• What to work on
Hunt for the word "Сетка" across the entries below, copying each line that holds it.

[Figure dataset records]
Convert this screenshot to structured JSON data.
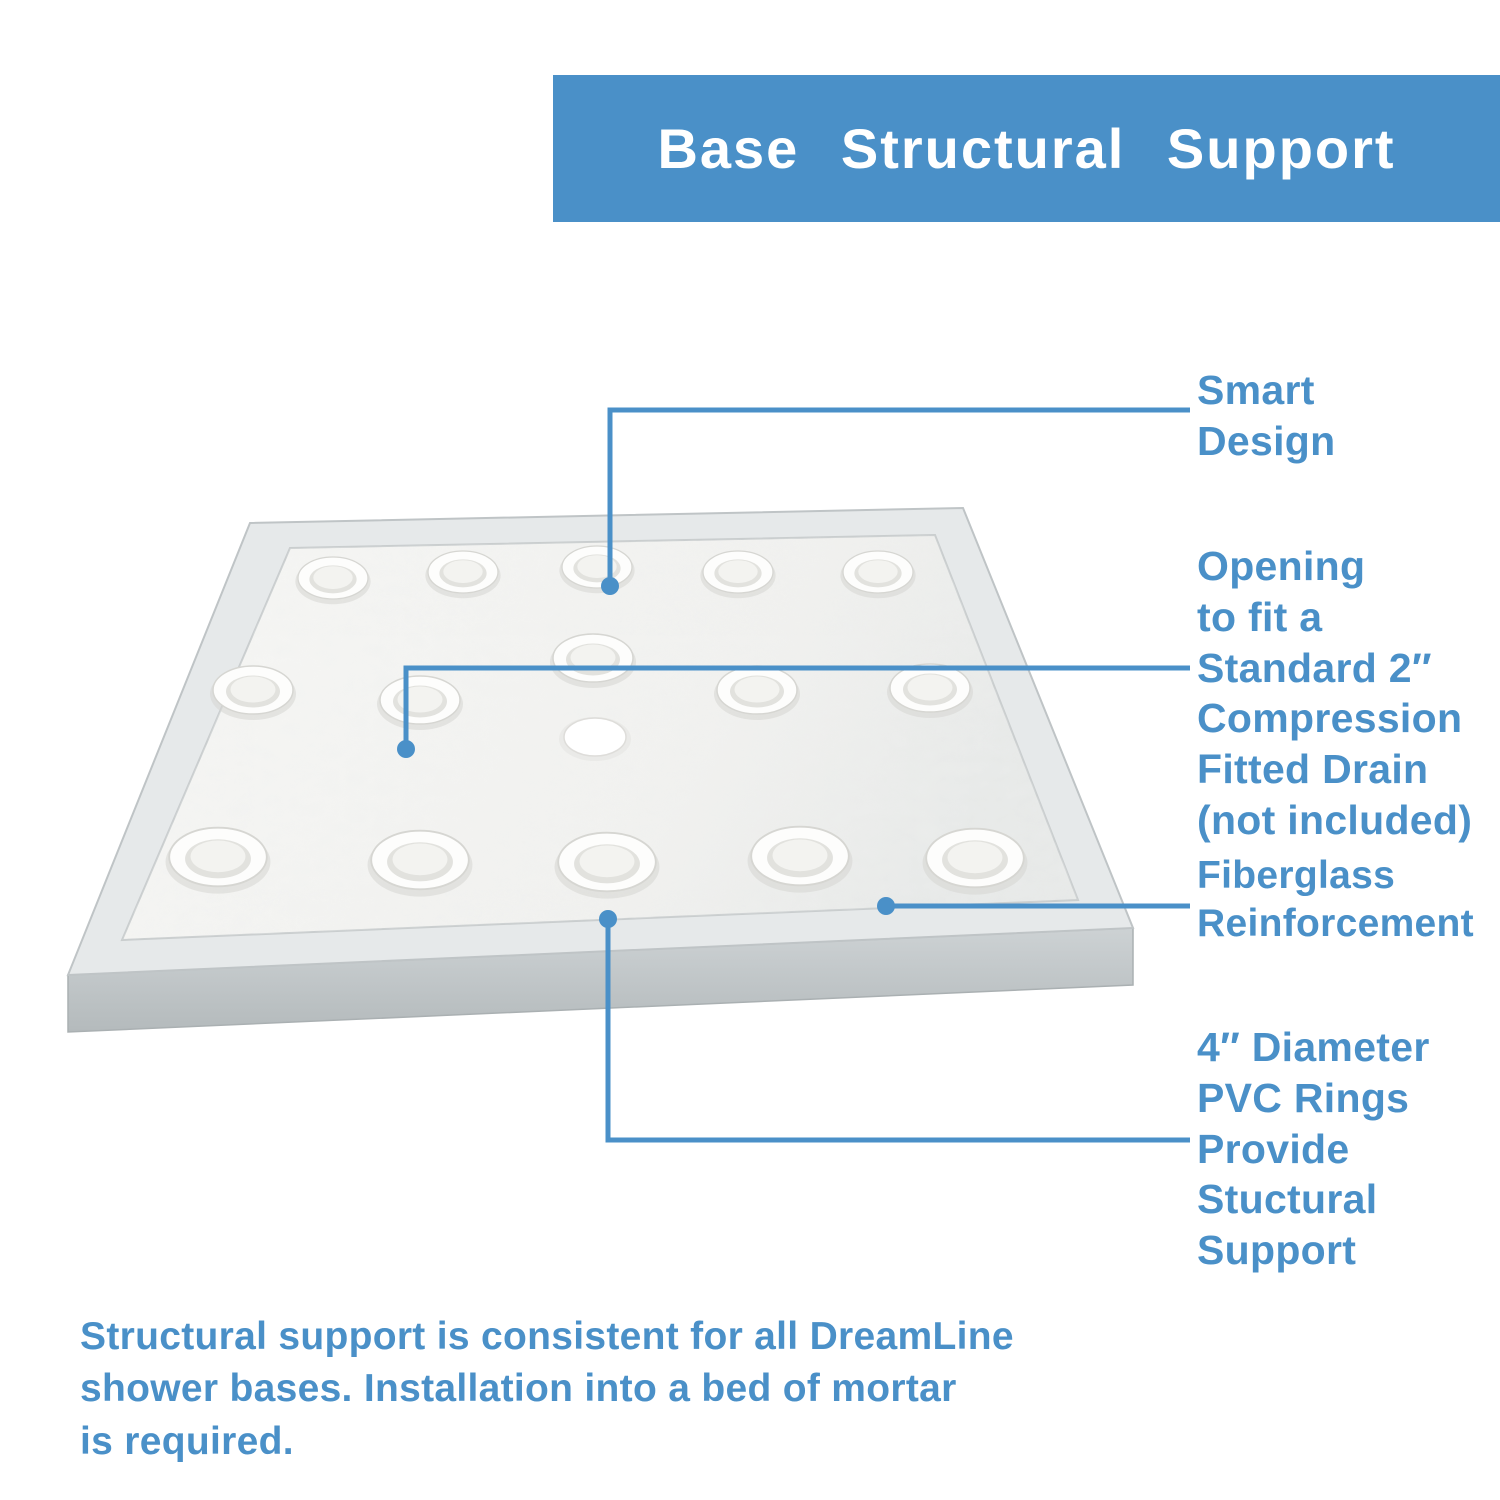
{
  "colors": {
    "accent_blue": "#4a90c8",
    "title_text": "#ffffff",
    "pan_wall_gray": "#c4c9cb",
    "pan_rim_gray": "#e6e9ea",
    "pan_floor_white": "#f5f5f3"
  },
  "header": {
    "title": "Base Structural Support"
  },
  "callouts": {
    "smart_design": {
      "label": "Smart\nDesign"
    },
    "drain_opening": {
      "label": "Opening\nto fit a\nStandard 2″\nCompression\nFitted Drain\n(not included)"
    },
    "fiberglass": {
      "label": "Fiberglass\nReinforcement"
    },
    "pvc_rings": {
      "label": "4″ Diameter\nPVC Rings\nProvide\nStuctural\nSupport"
    }
  },
  "footer_note": "Structural support is consistent for all DreamLine\nshower bases. Installation into a bed of mortar\nis required."
}
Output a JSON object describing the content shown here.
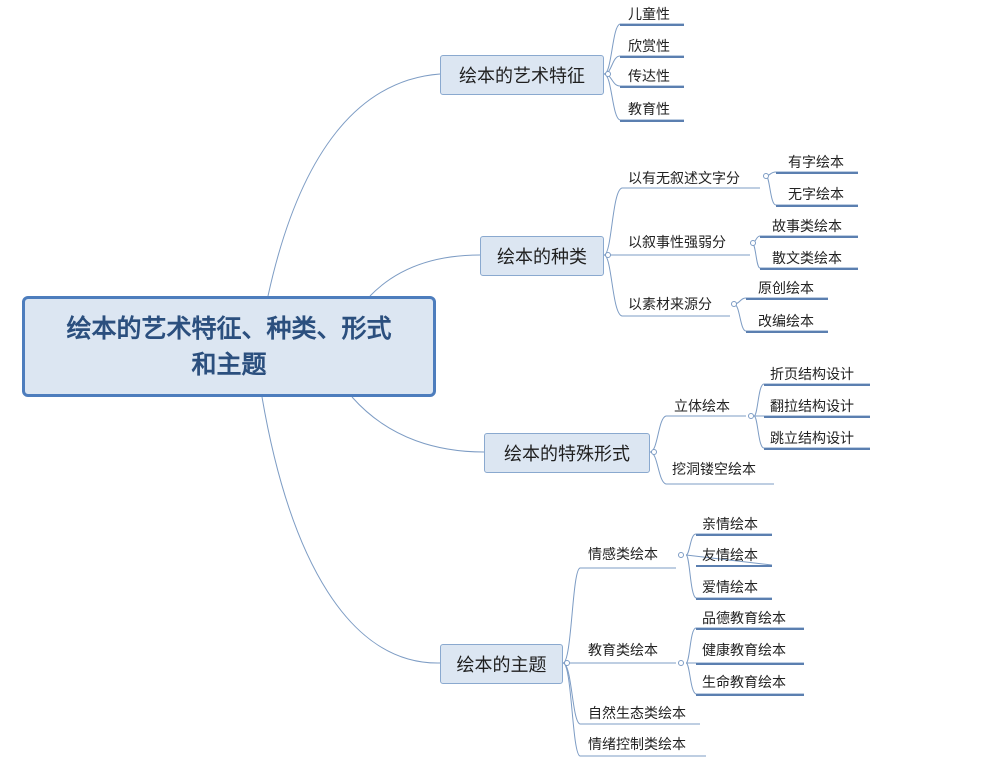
{
  "root": {
    "line1": "绘本的艺术特征、种类、形式",
    "line2": "和主题"
  },
  "branches": [
    {
      "label": "绘本的艺术特征",
      "children": [
        "儿童性",
        "欣赏性",
        "传达性",
        "教育性"
      ]
    },
    {
      "label": "绘本的种类",
      "groups": [
        {
          "label": "以有无叙述文字分",
          "children": [
            "有字绘本",
            "无字绘本"
          ]
        },
        {
          "label": "以叙事性强弱分",
          "children": [
            "故事类绘本",
            "散文类绘本"
          ]
        },
        {
          "label": "以素材来源分",
          "children": [
            "原创绘本",
            "改编绘本"
          ]
        }
      ]
    },
    {
      "label": "绘本的特殊形式",
      "groups": [
        {
          "label": "立体绘本",
          "children": [
            "折页结构设计",
            "翻拉结构设计",
            "跳立结构设计"
          ]
        },
        {
          "label": "挖洞镂空绘本",
          "children": []
        }
      ]
    },
    {
      "label": "绘本的主题",
      "groups": [
        {
          "label": "情感类绘本",
          "children": [
            "亲情绘本",
            "友情绘本",
            "爱情绘本"
          ]
        },
        {
          "label": "教育类绘本",
          "children": [
            "品德教育绘本",
            "健康教育绘本",
            "生命教育绘本"
          ]
        },
        {
          "label": "自然生态类绘本",
          "children": []
        },
        {
          "label": "情绪控制类绘本",
          "children": []
        }
      ]
    }
  ],
  "colors": {
    "line": "#7d9cc4",
    "underline": "#5b7fb0",
    "node_fill": "#dce6f2",
    "root_border": "#4d7dbd"
  }
}
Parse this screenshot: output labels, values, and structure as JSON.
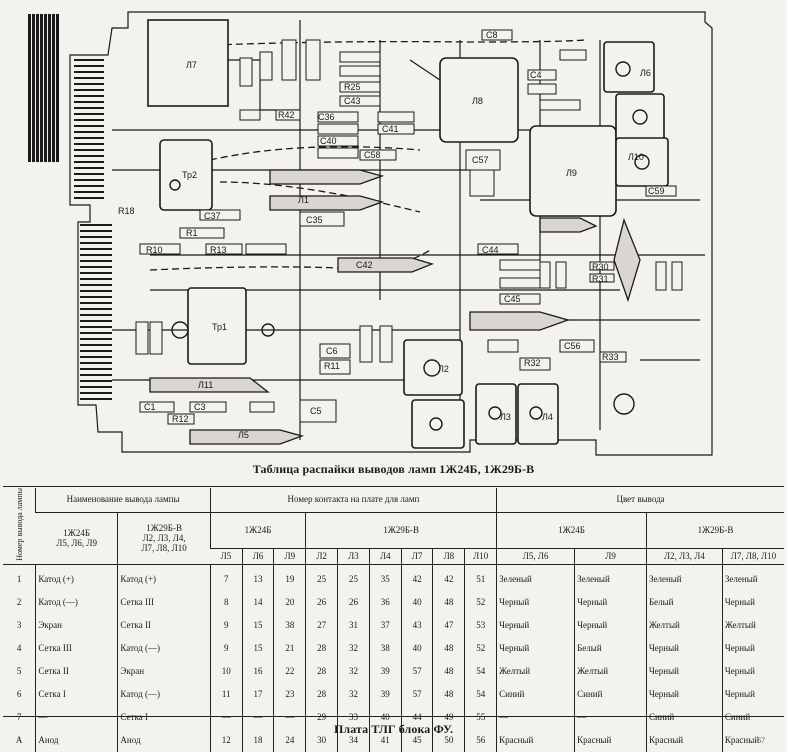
{
  "board": {
    "labels": [
      "Л7",
      "Тр2",
      "Л8",
      "Л9",
      "Л6",
      "Тр1",
      "Л2",
      "Л3",
      "Л4",
      "Л5",
      "Л1",
      "Л10",
      "Л11",
      "С5",
      "С6",
      "С35",
      "С36",
      "С37",
      "С40",
      "С41",
      "С42",
      "С43",
      "С44",
      "С45",
      "С56",
      "С57",
      "С58",
      "С59",
      "R1",
      "R10",
      "R11",
      "R12",
      "R13",
      "R18",
      "R25",
      "R30",
      "R31",
      "R32",
      "R33",
      "R42",
      "C1",
      "C3",
      "C4",
      "C8"
    ]
  },
  "table": {
    "title": "Таблица распайки выводов ламп 1Ж24Б, 1Ж29Б-В",
    "caption": "Плата ТЛГ блока ФУ.",
    "page_mark": "67",
    "head": {
      "pin_no": "Номер вывода лампы",
      "name_group": "Наименование вывода лампы",
      "contact_group": "Номер контакта на плате для ламп",
      "color_group": "Цвет вывода",
      "type_a": "1Ж24Б",
      "type_a_sub": "Л5, Л6, Л9",
      "type_b": "1Ж29Б-В",
      "type_b_sub1": "Л2, Л3, Л4,",
      "type_b_sub2": "Л7, Л8, Л10",
      "contact_a": "1Ж24Б",
      "contact_b": "1Ж29Б-В",
      "contact_cols": [
        "Л5",
        "Л6",
        "Л9",
        "Л2",
        "Л3",
        "Л4",
        "Л7",
        "Л8",
        "Л10"
      ],
      "color_a": "1Ж24Б",
      "color_b": "1Ж29Б-В",
      "color_cols": [
        "Л5, Л6",
        "Л9",
        "Л2, Л3, Л4",
        "Л7, Л8, Л10"
      ]
    },
    "rows": [
      {
        "n": "1",
        "a": "Катод (+)",
        "b": "Катод (+)",
        "c": [
          "7",
          "13",
          "19",
          "25",
          "25",
          "35",
          "42",
          "42",
          "51"
        ],
        "col": [
          "Зеленый",
          "Зеленый",
          "Зеленый",
          "Зеленый"
        ]
      },
      {
        "n": "2",
        "a": "Катод (—)",
        "b": "Сетка III",
        "c": [
          "8",
          "14",
          "20",
          "26",
          "26",
          "36",
          "40",
          "48",
          "52"
        ],
        "col": [
          "Черный",
          "Черный",
          "Белый",
          "Черный"
        ]
      },
      {
        "n": "3",
        "a": "Экран",
        "b": "Сетка II",
        "c": [
          "9",
          "15",
          "38",
          "27",
          "31",
          "37",
          "43",
          "47",
          "53"
        ],
        "col": [
          "Черный",
          "Черный",
          "Желтый",
          "Желтый"
        ]
      },
      {
        "n": "4",
        "a": "Сетка III",
        "b": "Катод (—)",
        "c": [
          "9",
          "15",
          "21",
          "28",
          "32",
          "38",
          "40",
          "48",
          "52"
        ],
        "col": [
          "Черный",
          "Белый",
          "Черный",
          "Черный"
        ]
      },
      {
        "n": "5",
        "a": "Сетка II",
        "b": "Экран",
        "c": [
          "10",
          "16",
          "22",
          "28",
          "32",
          "39",
          "57",
          "48",
          "54"
        ],
        "col": [
          "Желтый",
          "Желтый",
          "Черный",
          "Черный"
        ]
      },
      {
        "n": "6",
        "a": "Сетка I",
        "b": "Катод (—)",
        "c": [
          "11",
          "17",
          "23",
          "28",
          "32",
          "39",
          "57",
          "48",
          "54"
        ],
        "col": [
          "Синий",
          "Синий",
          "Черный",
          "Черный"
        ]
      },
      {
        "n": "7",
        "a": "—",
        "b": "Сетка I",
        "c": [
          "—",
          "—",
          "—",
          "29",
          "33",
          "40",
          "44",
          "49",
          "55"
        ],
        "col": [
          "—",
          "—",
          "Синий",
          "Синий"
        ]
      },
      {
        "n": "A",
        "a": "Анод",
        "b": "Анод",
        "c": [
          "12",
          "18",
          "24",
          "30",
          "34",
          "41",
          "45",
          "50",
          "56"
        ],
        "col": [
          "Красный",
          "Красный",
          "Красный",
          "Красный"
        ]
      }
    ]
  }
}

• Output of the exercise
        "b": "Сетка III",
        "b": "Сетка II",
        "a": "Сетка III",
        "a": "Сетка II",
        "a": "Сетка I",
        "b": "Сетка I",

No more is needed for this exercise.